» WRITTEN PROBLEM: Leave out the pictures and transcribe the rest of the records exactly.

● ● ● ●

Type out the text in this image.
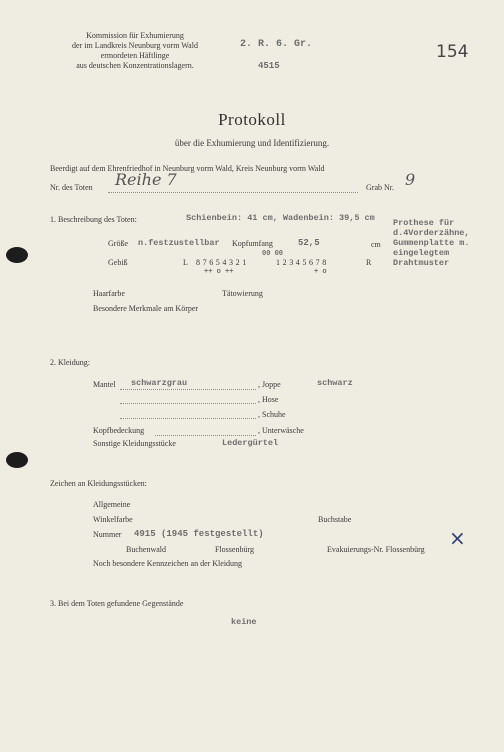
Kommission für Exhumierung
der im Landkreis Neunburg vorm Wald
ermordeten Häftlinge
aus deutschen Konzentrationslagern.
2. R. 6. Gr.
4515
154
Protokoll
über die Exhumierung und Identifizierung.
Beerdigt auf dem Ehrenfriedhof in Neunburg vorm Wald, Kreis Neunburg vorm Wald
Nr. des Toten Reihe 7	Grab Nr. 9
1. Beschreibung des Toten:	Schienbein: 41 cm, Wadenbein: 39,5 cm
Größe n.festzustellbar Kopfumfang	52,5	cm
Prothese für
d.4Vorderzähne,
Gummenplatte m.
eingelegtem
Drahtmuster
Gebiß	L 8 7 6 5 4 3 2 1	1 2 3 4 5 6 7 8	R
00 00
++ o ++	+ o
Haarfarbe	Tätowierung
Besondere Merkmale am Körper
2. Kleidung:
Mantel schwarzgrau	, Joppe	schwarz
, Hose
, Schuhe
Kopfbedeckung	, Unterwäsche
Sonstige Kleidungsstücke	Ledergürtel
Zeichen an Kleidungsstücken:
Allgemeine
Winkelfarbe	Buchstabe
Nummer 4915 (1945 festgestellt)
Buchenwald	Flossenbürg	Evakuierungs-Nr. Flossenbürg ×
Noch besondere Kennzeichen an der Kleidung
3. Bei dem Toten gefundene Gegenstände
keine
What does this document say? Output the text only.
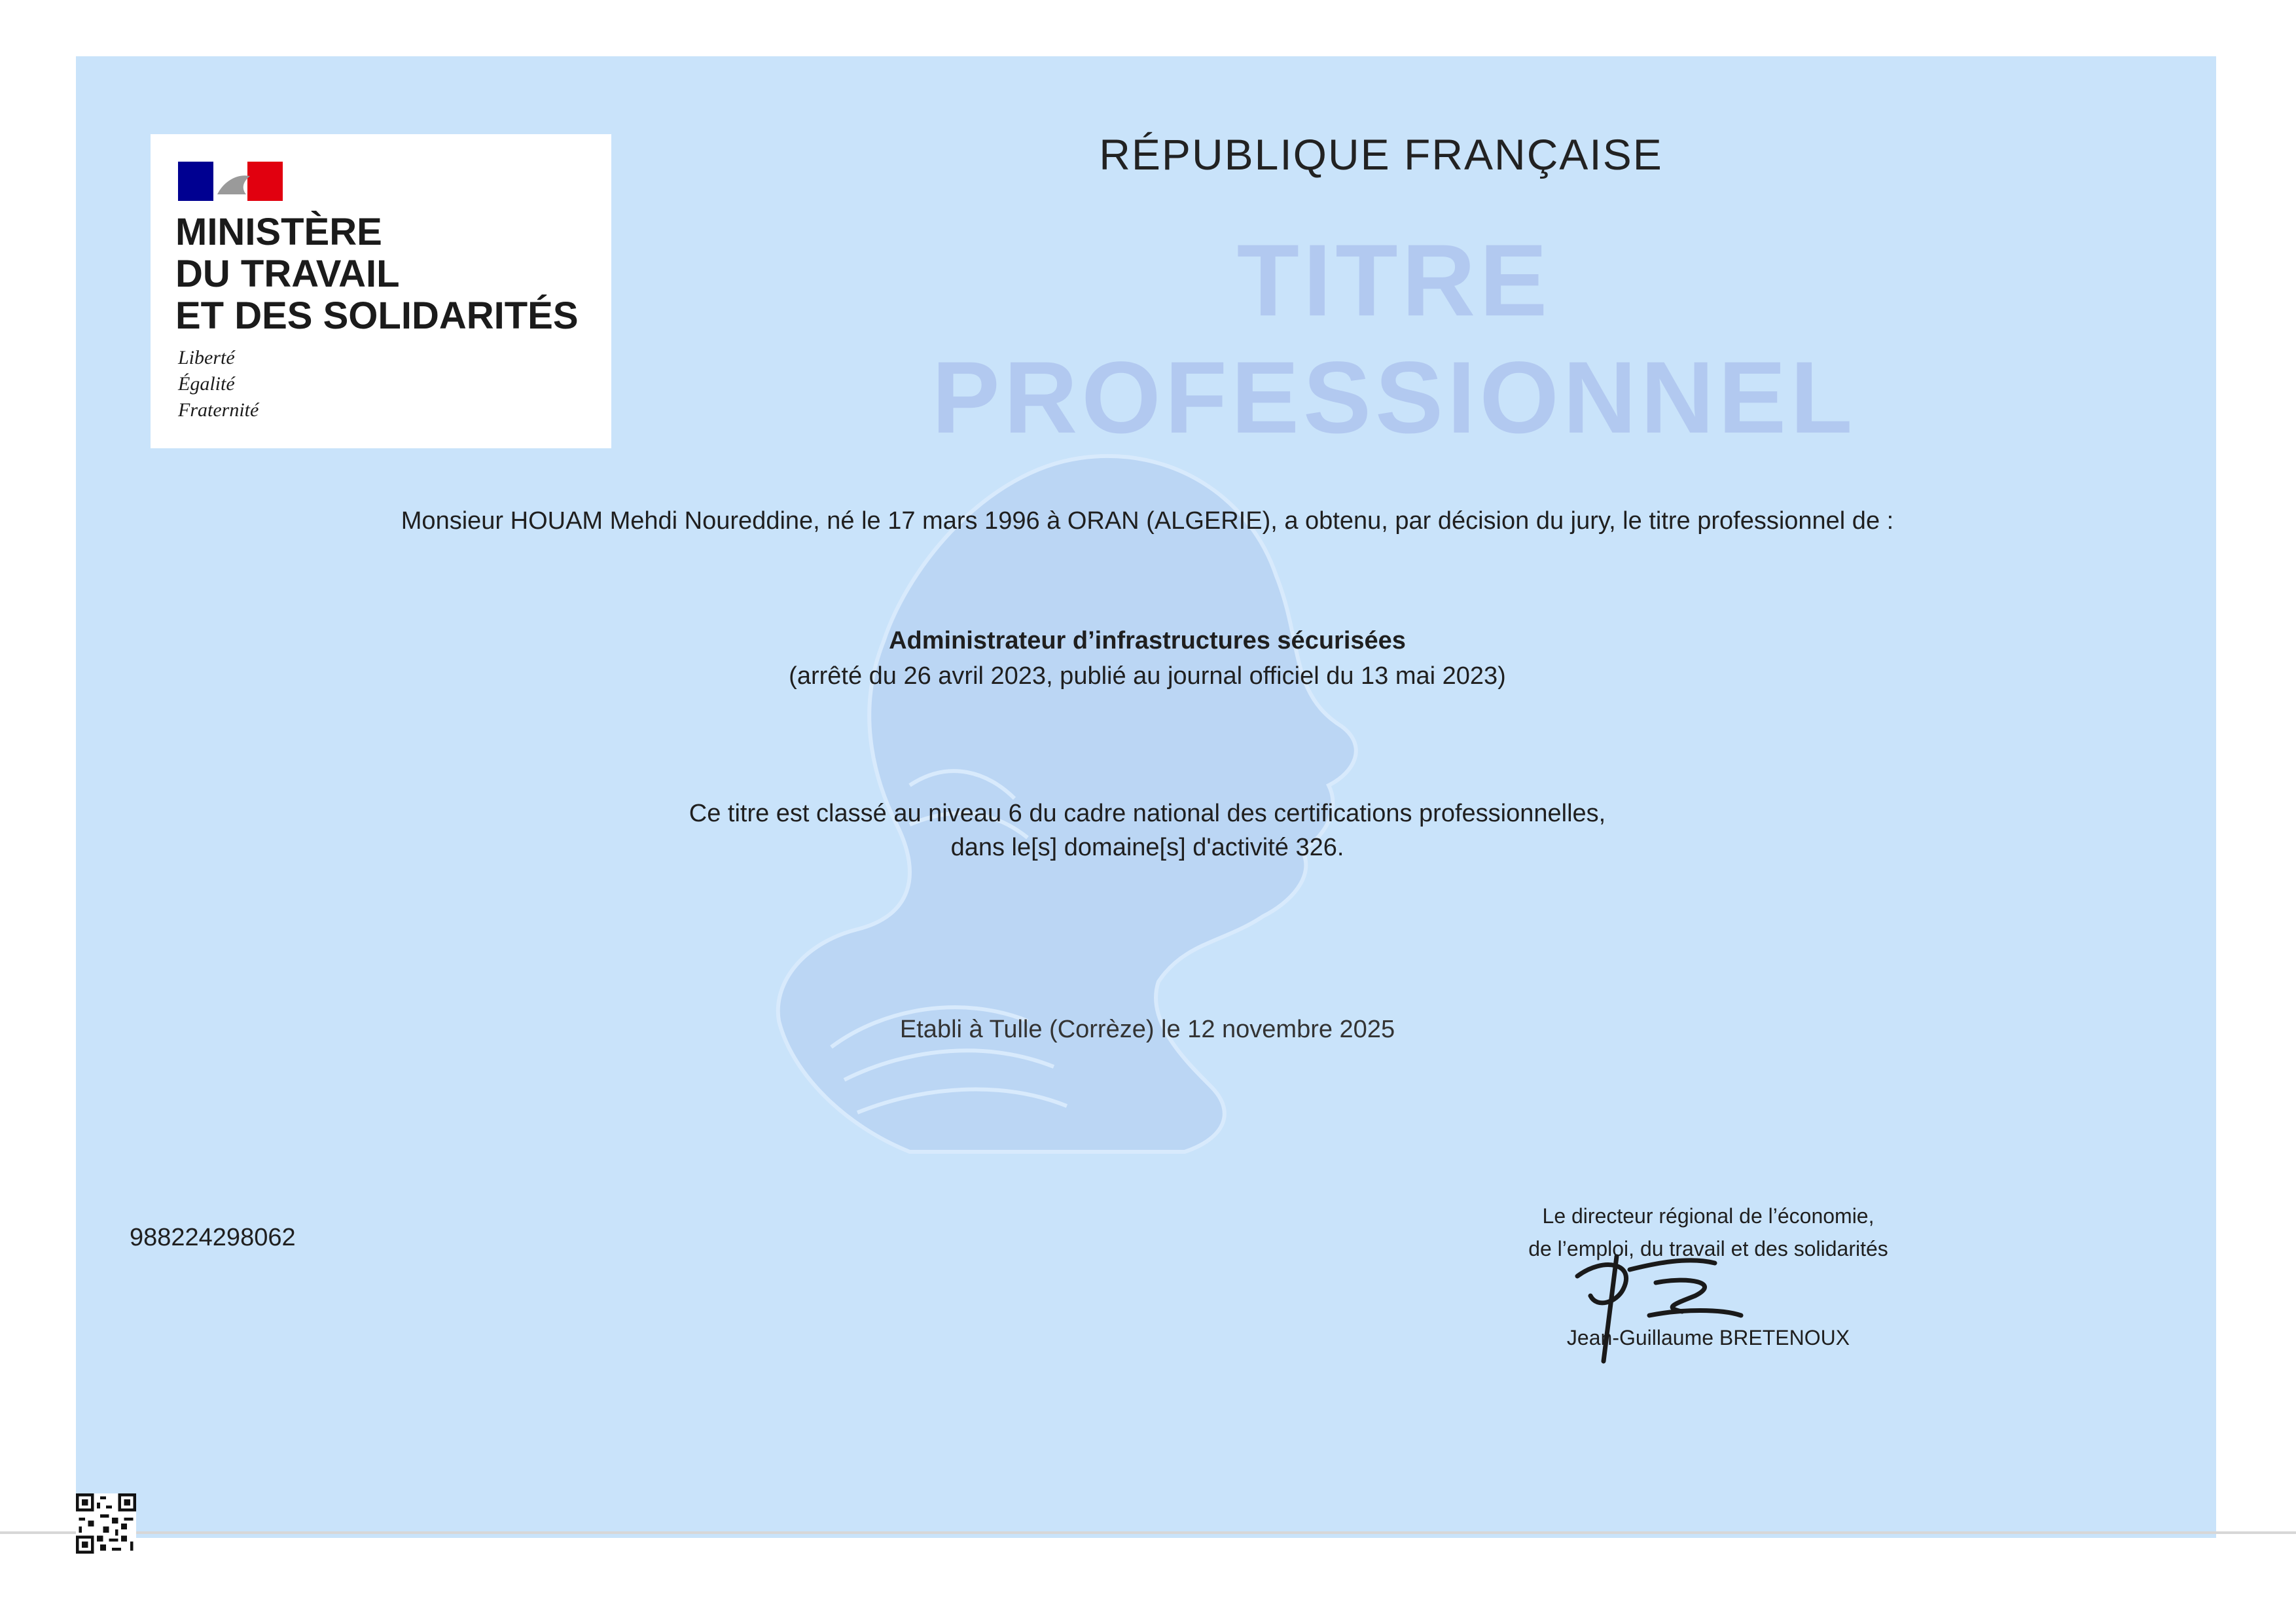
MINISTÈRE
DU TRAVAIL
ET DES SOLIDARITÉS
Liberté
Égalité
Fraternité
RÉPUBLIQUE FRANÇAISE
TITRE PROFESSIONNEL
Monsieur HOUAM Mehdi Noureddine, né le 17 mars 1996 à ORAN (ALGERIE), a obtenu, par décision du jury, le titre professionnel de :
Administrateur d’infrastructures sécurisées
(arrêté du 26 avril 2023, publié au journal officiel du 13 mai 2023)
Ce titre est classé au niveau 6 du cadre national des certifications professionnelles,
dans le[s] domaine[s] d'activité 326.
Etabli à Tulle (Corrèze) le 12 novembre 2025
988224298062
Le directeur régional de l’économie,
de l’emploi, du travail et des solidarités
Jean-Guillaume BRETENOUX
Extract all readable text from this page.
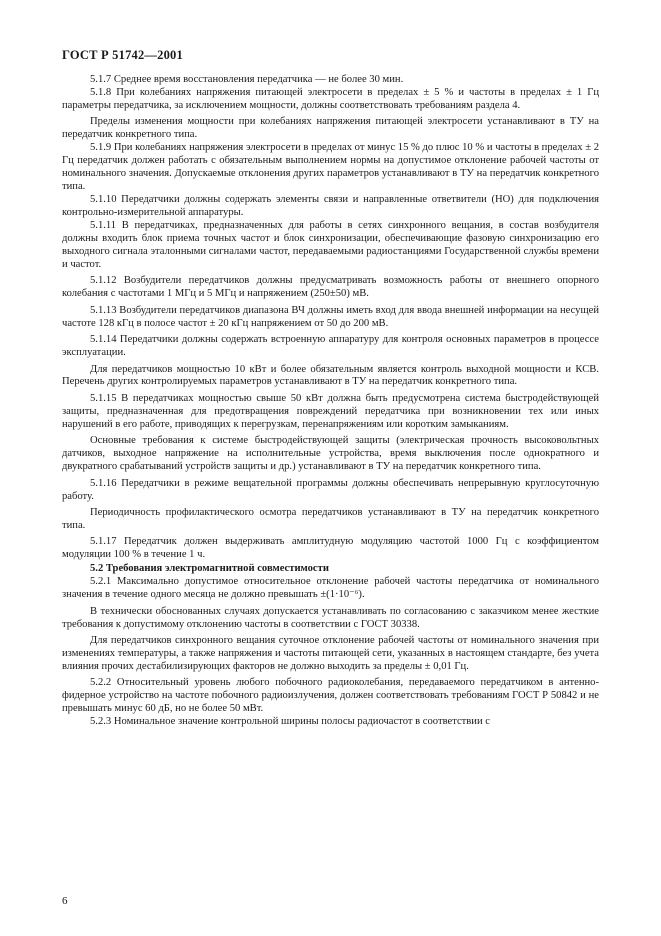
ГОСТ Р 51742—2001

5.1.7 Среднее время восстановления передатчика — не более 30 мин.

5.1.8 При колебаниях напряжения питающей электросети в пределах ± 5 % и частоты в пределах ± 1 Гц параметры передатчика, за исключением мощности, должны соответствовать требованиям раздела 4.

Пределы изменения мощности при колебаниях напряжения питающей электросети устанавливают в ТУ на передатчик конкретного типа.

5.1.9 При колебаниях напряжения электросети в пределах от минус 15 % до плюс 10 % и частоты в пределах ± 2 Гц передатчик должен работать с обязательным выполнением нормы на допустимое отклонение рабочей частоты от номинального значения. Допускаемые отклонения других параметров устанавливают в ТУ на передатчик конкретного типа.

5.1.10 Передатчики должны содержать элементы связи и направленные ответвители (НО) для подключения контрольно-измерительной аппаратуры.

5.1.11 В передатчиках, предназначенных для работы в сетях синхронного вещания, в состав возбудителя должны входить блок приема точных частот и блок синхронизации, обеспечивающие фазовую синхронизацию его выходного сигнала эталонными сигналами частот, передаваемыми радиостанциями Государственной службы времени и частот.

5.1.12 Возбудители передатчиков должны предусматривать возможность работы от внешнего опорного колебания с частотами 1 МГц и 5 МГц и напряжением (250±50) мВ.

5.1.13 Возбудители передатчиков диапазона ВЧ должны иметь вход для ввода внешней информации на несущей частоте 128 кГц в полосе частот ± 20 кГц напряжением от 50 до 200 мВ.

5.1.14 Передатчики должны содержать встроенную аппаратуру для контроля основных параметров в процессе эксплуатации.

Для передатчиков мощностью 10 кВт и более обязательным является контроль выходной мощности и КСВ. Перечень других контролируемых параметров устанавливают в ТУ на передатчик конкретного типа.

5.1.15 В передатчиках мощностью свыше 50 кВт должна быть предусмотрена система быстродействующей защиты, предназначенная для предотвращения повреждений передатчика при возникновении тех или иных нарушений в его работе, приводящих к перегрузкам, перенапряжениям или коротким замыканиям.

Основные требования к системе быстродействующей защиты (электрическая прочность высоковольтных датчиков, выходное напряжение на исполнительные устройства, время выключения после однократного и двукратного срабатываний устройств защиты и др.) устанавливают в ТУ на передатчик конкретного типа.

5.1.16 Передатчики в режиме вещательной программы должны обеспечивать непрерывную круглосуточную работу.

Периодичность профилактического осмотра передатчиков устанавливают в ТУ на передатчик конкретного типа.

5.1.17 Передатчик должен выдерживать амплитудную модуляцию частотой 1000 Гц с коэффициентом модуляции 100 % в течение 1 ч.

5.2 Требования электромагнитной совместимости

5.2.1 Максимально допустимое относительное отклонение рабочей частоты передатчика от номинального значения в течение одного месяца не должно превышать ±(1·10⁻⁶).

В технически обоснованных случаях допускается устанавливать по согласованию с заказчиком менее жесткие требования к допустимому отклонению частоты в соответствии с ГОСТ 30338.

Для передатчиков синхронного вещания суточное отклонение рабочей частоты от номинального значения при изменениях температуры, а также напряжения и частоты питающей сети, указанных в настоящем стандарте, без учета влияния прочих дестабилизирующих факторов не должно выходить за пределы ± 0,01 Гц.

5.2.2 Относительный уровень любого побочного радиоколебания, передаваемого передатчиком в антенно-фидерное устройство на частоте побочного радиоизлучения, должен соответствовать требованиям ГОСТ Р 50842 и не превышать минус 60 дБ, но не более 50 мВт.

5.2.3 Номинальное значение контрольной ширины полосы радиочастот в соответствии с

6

● ● ● ●

» SOLUTION:
Type out the text in this image.
Kommission für Exhumierung
der im Landkreis Neunburg vorm Wald
ermordeten Häftlinge
aus deutschen Konzentrationslagern.
2. R. 6. Gr.
4515
154
Protokoll
über die Exhumierung und Identifizierung.
Beerdigt auf dem Ehrenfriedhof in Neunburg vorm Wald, Kreis Neunburg vorm Wald
Nr. des Toten Reihe 7	Grab Nr. 9
1. Beschreibung des Toten:	Schienbein: 41 cm, Wadenbein: 39,5 cm
Größe n.festzustellbar Kopfumfang	52,5	cm
Prothese für
d.4Vorderzähne,
Gummenplatte m.
eingelegtem
Drahtmuster
Gebiß	L 8 7 6 5 4 3 2 1	1 2 3 4 5 6 7 8	R
00 00
++ o ++	+ o
Haarfarbe	Tätowierung
Besondere Merkmale am Körper
2. Kleidung:
Mantel schwarzgrau	, Joppe	schwarz
, Hose
, Schuhe
Kopfbedeckung	, Unterwäsche
Sonstige Kleidungsstücke	Ledergürtel
Zeichen an Kleidungsstücken:
Allgemeine
Winkelfarbe	Buchstabe
Nummer 4915 (1945 festgestellt)
Buchenwald	Flossenbürg	Evakuierungs-Nr. Flossenbürg ×
Noch besondere Kennzeichen an der Kleidung
3. Bei dem Toten gefundene Gegenstände
keine
What does this document say? Output the text only.
MINISTÈRE
DU TRAVAIL
ET DES SOLIDARITÉS
Liberté
Égalité
Fraternité
RÉPUBLIQUE FRANÇAISE
TITRE PROFESSIONNEL
Monsieur HOUAM Mehdi Noureddine, né le 17 mars 1996 à ORAN (ALGERIE), a obtenu, par décision du jury, le titre professionnel de :
Administrateur d’infrastructures sécurisées
(arrêté du 26 avril 2023, publié au journal officiel du 13 mai 2023)
Ce titre est classé au niveau 6 du cadre national des certifications professionnelles,
dans le[s] domaine[s] d'activité 326.
Etabli à Tulle (Corrèze) le 12 novembre 2025
988224298062
Le directeur régional de l’économie,
de l’emploi, du travail et des solidarités
Jean-Guillaume BRETENOUX
Extract all readable text from this page.
ГОСТ Р 51742—2001

5.1.7 Среднее время восстановления передатчика — не более 30 мин.

5.1.8 При колебаниях напряжения питающей электросети в пределах ± 5 % и частоты в пределах ± 1 Гц параметры передатчика, за исключением мощности, должны соответствовать требованиям раздела 4.

Пределы изменения мощности при колебаниях напряжения питающей электросети устанавливают в ТУ на передатчик конкретного типа.

5.1.9 При колебаниях напряжения электросети в пределах от минус 15 % до плюс 10 % и частоты в пределах ± 2 Гц передатчик должен работать с обязательным выполнением нормы на допустимое отклонение рабочей частоты от номинального значения. Допускаемые отклонения других параметров устанавливают в ТУ на передатчик конкретного типа.

5.1.10 Передатчики должны содержать элементы связи и направленные ответвители (НО) для подключения контрольно-измерительной аппаратуры.

5.1.11 В передатчиках, предназначенных для работы в сетях синхронного вещания, в состав возбудителя должны входить блок приема точных частот и блок синхронизации, обеспечивающие фазовую синхронизацию его выходного сигнала эталонными сигналами частот, передаваемыми радиостанциями Государственной службы времени и частот.

5.1.12 Возбудители передатчиков должны предусматривать возможность работы от внешнего опорного колебания с частотами 1 МГц и 5 МГц и напряжением (250±50) мВ.

5.1.13 Возбудители передатчиков диапазона ВЧ должны иметь вход для ввода внешней информации на несущей частоте 128 кГц в полосе частот ± 20 кГц напряжением от 50 до 200 мВ.

5.1.14 Передатчики должны содержать встроенную аппаратуру для контроля основных параметров в процессе эксплуатации.

Для передатчиков мощностью 10 кВт и более обязательным является контроль выходной мощности и КСВ. Перечень других контролируемых параметров устанавливают в ТУ на передатчик конкретного типа.

5.1.15 В передатчиках мощностью свыше 50 кВт должна быть предусмотрена система быстродействующей защиты, предназначенная для предотвращения повреждений передатчика при возникновении тех или иных нарушений в его работе, приводящих к перегрузкам, перенапряжениям или коротким замыканиям.

Основные требования к системе быстродействующей защиты (электрическая прочность высоковольтных датчиков, выходное напряжение на исполнительные устройства, время выключения после однократного и двукратного срабатываний устройств защиты и др.) устанавливают в ТУ на передатчик конкретного типа.

5.1.16 Передатчики в режиме вещательной программы должны обеспечивать непрерывную круглосуточную работу.

Периодичность профилактического осмотра передатчиков устанавливают в ТУ на передатчик конкретного типа.

5.1.17 Передатчик должен выдерживать амплитудную модуляцию частотой 1000 Гц с коэффициентом модуляции 100 % в течение 1 ч.

5.2 Требования электромагнитной совместимости

5.2.1 Максимально допустимое относительное отклонение рабочей частоты передатчика от номинального значения в течение одного месяца не должно превышать ±(1·10⁻⁶).

В технически обоснованных случаях допускается устанавливать по согласованию с заказчиком менее жесткие требования к допустимому отклонению частоты в соответствии с ГОСТ 30338.

Для передатчиков синхронного вещания суточное отклонение рабочей частоты от номинального значения при изменениях температуры, а также напряжения и частоты питающей сети, указанных в настоящем стандарте, без учета влияния прочих дестабилизирующих факторов не должно выходить за пределы ± 0,01 Гц.

5.2.2 Относительный уровень любого побочного радиоколебания, передаваемого передатчиком в антенно-фидерное устройство на частоте побочного радиоизлучения, должен соответствовать требованиям ГОСТ Р 50842 и не превышать минус 60 дБ, но не более 50 мВт.

5.2.3 Номинальное значение контрольной ширины полосы радиочастот в соответствии с

6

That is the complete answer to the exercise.